### Dataset content
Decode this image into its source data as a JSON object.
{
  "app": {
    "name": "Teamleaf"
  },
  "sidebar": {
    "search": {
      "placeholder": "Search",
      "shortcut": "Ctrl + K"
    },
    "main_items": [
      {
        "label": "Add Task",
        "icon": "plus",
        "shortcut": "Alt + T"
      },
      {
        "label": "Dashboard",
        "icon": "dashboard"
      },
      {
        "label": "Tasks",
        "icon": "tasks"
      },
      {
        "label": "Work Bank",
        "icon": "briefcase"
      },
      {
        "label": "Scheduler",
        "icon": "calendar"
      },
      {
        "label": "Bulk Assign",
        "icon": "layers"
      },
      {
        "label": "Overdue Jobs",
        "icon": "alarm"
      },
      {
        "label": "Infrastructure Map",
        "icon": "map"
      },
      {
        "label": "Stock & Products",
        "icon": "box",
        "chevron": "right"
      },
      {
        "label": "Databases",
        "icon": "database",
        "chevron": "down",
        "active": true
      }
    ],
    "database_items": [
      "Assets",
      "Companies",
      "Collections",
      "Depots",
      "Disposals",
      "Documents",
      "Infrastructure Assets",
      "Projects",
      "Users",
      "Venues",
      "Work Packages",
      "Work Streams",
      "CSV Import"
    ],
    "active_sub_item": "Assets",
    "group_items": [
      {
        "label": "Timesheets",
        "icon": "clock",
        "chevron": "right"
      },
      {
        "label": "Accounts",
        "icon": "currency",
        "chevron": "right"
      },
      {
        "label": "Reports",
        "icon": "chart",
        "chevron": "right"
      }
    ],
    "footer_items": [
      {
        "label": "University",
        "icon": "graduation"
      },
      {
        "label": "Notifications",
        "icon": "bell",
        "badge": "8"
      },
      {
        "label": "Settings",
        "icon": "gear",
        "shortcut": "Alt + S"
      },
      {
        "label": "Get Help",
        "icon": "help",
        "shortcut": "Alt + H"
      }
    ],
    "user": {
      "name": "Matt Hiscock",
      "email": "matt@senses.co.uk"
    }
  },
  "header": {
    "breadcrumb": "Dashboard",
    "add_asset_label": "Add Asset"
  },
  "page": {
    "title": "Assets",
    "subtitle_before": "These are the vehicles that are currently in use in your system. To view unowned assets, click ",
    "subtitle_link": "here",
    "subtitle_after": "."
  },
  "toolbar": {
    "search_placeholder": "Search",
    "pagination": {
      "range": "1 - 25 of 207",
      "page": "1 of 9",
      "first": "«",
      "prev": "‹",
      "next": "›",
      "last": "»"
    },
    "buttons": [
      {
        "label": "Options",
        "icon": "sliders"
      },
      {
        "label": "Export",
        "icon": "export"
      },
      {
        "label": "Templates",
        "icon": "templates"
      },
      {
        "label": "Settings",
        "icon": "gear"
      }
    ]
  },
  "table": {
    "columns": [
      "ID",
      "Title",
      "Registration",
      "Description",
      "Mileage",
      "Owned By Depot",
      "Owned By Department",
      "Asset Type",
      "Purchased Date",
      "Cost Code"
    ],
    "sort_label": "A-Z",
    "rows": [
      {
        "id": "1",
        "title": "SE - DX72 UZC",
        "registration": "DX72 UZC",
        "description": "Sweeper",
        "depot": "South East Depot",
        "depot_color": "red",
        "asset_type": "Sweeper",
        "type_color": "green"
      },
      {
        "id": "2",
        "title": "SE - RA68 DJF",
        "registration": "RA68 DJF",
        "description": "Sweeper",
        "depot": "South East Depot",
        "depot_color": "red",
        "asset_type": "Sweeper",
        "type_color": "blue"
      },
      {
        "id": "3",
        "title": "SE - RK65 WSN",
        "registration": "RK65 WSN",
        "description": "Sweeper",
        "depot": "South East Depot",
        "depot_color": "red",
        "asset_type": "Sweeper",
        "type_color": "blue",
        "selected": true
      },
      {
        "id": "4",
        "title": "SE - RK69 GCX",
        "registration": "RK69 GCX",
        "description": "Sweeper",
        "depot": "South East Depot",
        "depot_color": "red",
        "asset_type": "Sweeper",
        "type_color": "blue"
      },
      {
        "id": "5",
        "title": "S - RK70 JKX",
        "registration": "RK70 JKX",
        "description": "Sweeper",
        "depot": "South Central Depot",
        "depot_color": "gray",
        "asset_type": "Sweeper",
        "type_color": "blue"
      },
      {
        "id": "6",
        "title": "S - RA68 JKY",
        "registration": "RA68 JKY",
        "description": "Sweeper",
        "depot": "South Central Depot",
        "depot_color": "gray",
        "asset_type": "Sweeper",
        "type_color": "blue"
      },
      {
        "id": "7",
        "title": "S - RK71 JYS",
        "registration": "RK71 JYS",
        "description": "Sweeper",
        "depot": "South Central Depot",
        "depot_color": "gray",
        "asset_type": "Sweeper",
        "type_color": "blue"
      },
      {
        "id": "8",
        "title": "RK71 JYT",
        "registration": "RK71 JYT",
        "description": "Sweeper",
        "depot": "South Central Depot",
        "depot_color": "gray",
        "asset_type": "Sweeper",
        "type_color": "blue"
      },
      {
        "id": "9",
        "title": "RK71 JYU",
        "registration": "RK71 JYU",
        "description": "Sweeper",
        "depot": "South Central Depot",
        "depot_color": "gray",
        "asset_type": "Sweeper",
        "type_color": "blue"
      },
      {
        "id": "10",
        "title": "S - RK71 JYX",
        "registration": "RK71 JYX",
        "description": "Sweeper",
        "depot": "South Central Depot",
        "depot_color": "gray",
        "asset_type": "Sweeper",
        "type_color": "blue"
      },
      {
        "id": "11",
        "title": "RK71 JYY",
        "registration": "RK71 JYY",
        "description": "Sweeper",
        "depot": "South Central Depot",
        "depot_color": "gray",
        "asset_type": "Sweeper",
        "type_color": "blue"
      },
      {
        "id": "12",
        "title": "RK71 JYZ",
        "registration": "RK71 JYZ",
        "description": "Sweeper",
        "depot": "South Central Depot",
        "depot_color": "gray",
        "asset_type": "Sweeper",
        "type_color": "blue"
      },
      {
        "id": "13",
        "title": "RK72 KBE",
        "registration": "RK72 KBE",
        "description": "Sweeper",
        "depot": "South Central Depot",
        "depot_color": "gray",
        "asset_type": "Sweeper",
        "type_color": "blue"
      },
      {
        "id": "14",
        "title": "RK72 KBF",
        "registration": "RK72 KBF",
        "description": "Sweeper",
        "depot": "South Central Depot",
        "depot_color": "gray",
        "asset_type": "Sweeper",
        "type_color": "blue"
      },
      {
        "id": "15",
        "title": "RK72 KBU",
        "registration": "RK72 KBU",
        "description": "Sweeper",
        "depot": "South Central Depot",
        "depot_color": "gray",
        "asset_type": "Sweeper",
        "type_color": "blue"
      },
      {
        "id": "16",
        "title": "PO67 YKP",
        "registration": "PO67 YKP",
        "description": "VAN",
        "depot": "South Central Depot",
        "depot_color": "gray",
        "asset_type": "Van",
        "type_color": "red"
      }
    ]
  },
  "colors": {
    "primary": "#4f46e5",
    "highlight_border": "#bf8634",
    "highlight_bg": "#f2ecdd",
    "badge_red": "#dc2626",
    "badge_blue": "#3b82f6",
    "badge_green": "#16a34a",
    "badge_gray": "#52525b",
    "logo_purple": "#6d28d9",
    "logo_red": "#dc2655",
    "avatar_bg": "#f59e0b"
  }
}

### Given problem
Take the listing above and write it out again exactly.

### Task response
Decode this image into its source data as a JSON object.
{
  "app": {
    "name": "Teamleaf"
  },
  "sidebar": {
    "search": {
      "placeholder": "Search",
      "shortcut": "Ctrl + K"
    },
    "main_items": [
      {
        "label": "Add Task",
        "icon": "plus",
        "shortcut": "Alt + T"
      },
      {
        "label": "Dashboard",
        "icon": "dashboard"
      },
      {
        "label": "Tasks",
        "icon": "tasks"
      },
      {
        "label": "Work Bank",
        "icon": "briefcase"
      },
      {
        "label": "Scheduler",
        "icon": "calendar"
      },
      {
        "label": "Bulk Assign",
        "icon": "layers"
      },
      {
        "label": "Overdue Jobs",
        "icon": "alarm"
      },
      {
        "label": "Infrastructure Map",
        "icon": "map"
      },
      {
        "label": "Stock & Products",
        "icon": "box",
        "chevron": "right"
      },
      {
        "label": "Databases",
        "icon": "database",
        "chevron": "down",
        "active": true
      }
    ],
    "database_items": [
      "Assets",
      "Companies",
      "Collections",
      "Depots",
      "Disposals",
      "Documents",
      "Infrastructure Assets",
      "Projects",
      "Users",
      "Venues",
      "Work Packages",
      "Work Streams",
      "CSV Import"
    ],
    "active_sub_item": "Assets",
    "group_items": [
      {
        "label": "Timesheets",
        "icon": "clock",
        "chevron": "right"
      },
      {
        "label": "Accounts",
        "icon": "currency",
        "chevron": "right"
      },
      {
        "label": "Reports",
        "icon": "chart",
        "chevron": "right"
      }
    ],
    "footer_items": [
      {
        "label": "University",
        "icon": "graduation"
      },
      {
        "label": "Notifications",
        "icon": "bell",
        "badge": "8"
      },
      {
        "label": "Settings",
        "icon": "gear",
        "shortcut": "Alt + S"
      },
      {
        "label": "Get Help",
        "icon": "help",
        "shortcut": "Alt + H"
      }
    ],
    "user": {
      "name": "Matt Hiscock",
      "email": "matt@senses.co.uk"
    }
  },
  "header": {
    "breadcrumb": "Dashboard",
    "add_asset_label": "Add Asset"
  },
  "page": {
    "title": "Assets",
    "subtitle_before": "These are the vehicles that are currently in use in your system. To view unowned assets, click ",
    "subtitle_link": "here",
    "subtitle_after": "."
  },
  "toolbar": {
    "search_placeholder": "Search",
    "pagination": {
      "range": "1 - 25 of 207",
      "page": "1 of 9",
      "first": "«",
      "prev": "‹",
      "next": "›",
      "last": "»"
    },
    "buttons": [
      {
        "label": "Options",
        "icon": "sliders"
      },
      {
        "label": "Export",
        "icon": "export"
      },
      {
        "label": "Templates",
        "icon": "templates"
      },
      {
        "label": "Settings",
        "icon": "gear"
      }
    ]
  },
  "table": {
    "columns": [
      "ID",
      "Title",
      "Registration",
      "Description",
      "Mileage",
      "Owned By Depot",
      "Owned By Department",
      "Asset Type",
      "Purchased Date",
      "Cost Code"
    ],
    "sort_label": "A-Z",
    "rows": [
      {
        "id": "1",
        "title": "SE - DX72 UZC",
        "registration": "DX72 UZC",
        "description": "Sweeper",
        "depot": "South East Depot",
        "depot_color": "red",
        "asset_type": "Sweeper",
        "type_color": "green"
      },
      {
        "id": "2",
        "title": "SE - RA68 DJF",
        "registration": "RA68 DJF",
        "description": "Sweeper",
        "depot": "South East Depot",
        "depot_color": "red",
        "asset_type": "Sweeper",
        "type_color": "blue"
      },
      {
        "id": "3",
        "title": "SE - RK65 WSN",
        "registration": "RK65 WSN",
        "description": "Sweeper",
        "depot": "South East Depot",
        "depot_color": "red",
        "asset_type": "Sweeper",
        "type_color": "blue",
        "selected": true
      },
      {
        "id": "4",
        "title": "SE - RK69 GCX",
        "registration": "RK69 GCX",
        "description": "Sweeper",
        "depot": "South East Depot",
        "depot_color": "red",
        "asset_type": "Sweeper",
        "type_color": "blue"
      },
      {
        "id": "5",
        "title": "S - RK70 JKX",
        "registration": "RK70 JKX",
        "description": "Sweeper",
        "depot": "South Central Depot",
        "depot_color": "gray",
        "asset_type": "Sweeper",
        "type_color": "blue"
      },
      {
        "id": "6",
        "title": "S - RA68 JKY",
        "registration": "RA68 JKY",
        "description": "Sweeper",
        "depot": "South Central Depot",
        "depot_color": "gray",
        "asset_type": "Sweeper",
        "type_color": "blue"
      },
      {
        "id": "7",
        "title": "S - RK71 JYS",
        "registration": "RK71 JYS",
        "description": "Sweeper",
        "depot": "South Central Depot",
        "depot_color": "gray",
        "asset_type": "Sweeper",
        "type_color": "blue"
      },
      {
        "id": "8",
        "title": "RK71 JYT",
        "registration": "RK71 JYT",
        "description": "Sweeper",
        "depot": "South Central Depot",
        "depot_color": "gray",
        "asset_type": "Sweeper",
        "type_color": "blue"
      },
      {
        "id": "9",
        "title": "RK71 JYU",
        "registration": "RK71 JYU",
        "description": "Sweeper",
        "depot": "South Central Depot",
        "depot_color": "gray",
        "asset_type": "Sweeper",
        "type_color": "blue"
      },
      {
        "id": "10",
        "title": "S - RK71 JYX",
        "registration": "RK71 JYX",
        "description": "Sweeper",
        "depot": "South Central Depot",
        "depot_color": "gray",
        "asset_type": "Sweeper",
        "type_color": "blue"
      },
      {
        "id": "11",
        "title": "RK71 JYY",
        "registration": "RK71 JYY",
        "description": "Sweeper",
        "depot": "South Central Depot",
        "depot_color": "gray",
        "asset_type": "Sweeper",
        "type_color": "blue"
      },
      {
        "id": "12",
        "title": "RK71 JYZ",
        "registration": "RK71 JYZ",
        "description": "Sweeper",
        "depot": "South Central Depot",
        "depot_color": "gray",
        "asset_type": "Sweeper",
        "type_color": "blue"
      },
      {
        "id": "13",
        "title": "RK72 KBE",
        "registration": "RK72 KBE",
        "description": "Sweeper",
        "depot": "South Central Depot",
        "depot_color": "gray",
        "asset_type": "Sweeper",
        "type_color": "blue"
      },
      {
        "id": "14",
        "title": "RK72 KBF",
        "registration": "RK72 KBF",
        "description": "Sweeper",
        "depot": "South Central Depot",
        "depot_color": "gray",
        "asset_type": "Sweeper",
        "type_color": "blue"
      },
      {
        "id": "15",
        "title": "RK72 KBU",
        "registration": "RK72 KBU",
        "description": "Sweeper",
        "depot": "South Central Depot",
        "depot_color": "gray",
        "asset_type": "Sweeper",
        "type_color": "blue"
      },
      {
        "id": "16",
        "title": "PO67 YKP",
        "registration": "PO67 YKP",
        "description": "VAN",
        "depot": "South Central Depot",
        "depot_color": "gray",
        "asset_type": "Van",
        "type_color": "red"
      }
    ]
  },
  "colors": {
    "primary": "#4f46e5",
    "highlight_border": "#bf8634",
    "highlight_bg": "#f2ecdd",
    "badge_red": "#dc2626",
    "badge_blue": "#3b82f6",
    "badge_green": "#16a34a",
    "badge_gray": "#52525b",
    "logo_purple": "#6d28d9",
    "logo_red": "#dc2655",
    "avatar_bg": "#f59e0b"
  }
}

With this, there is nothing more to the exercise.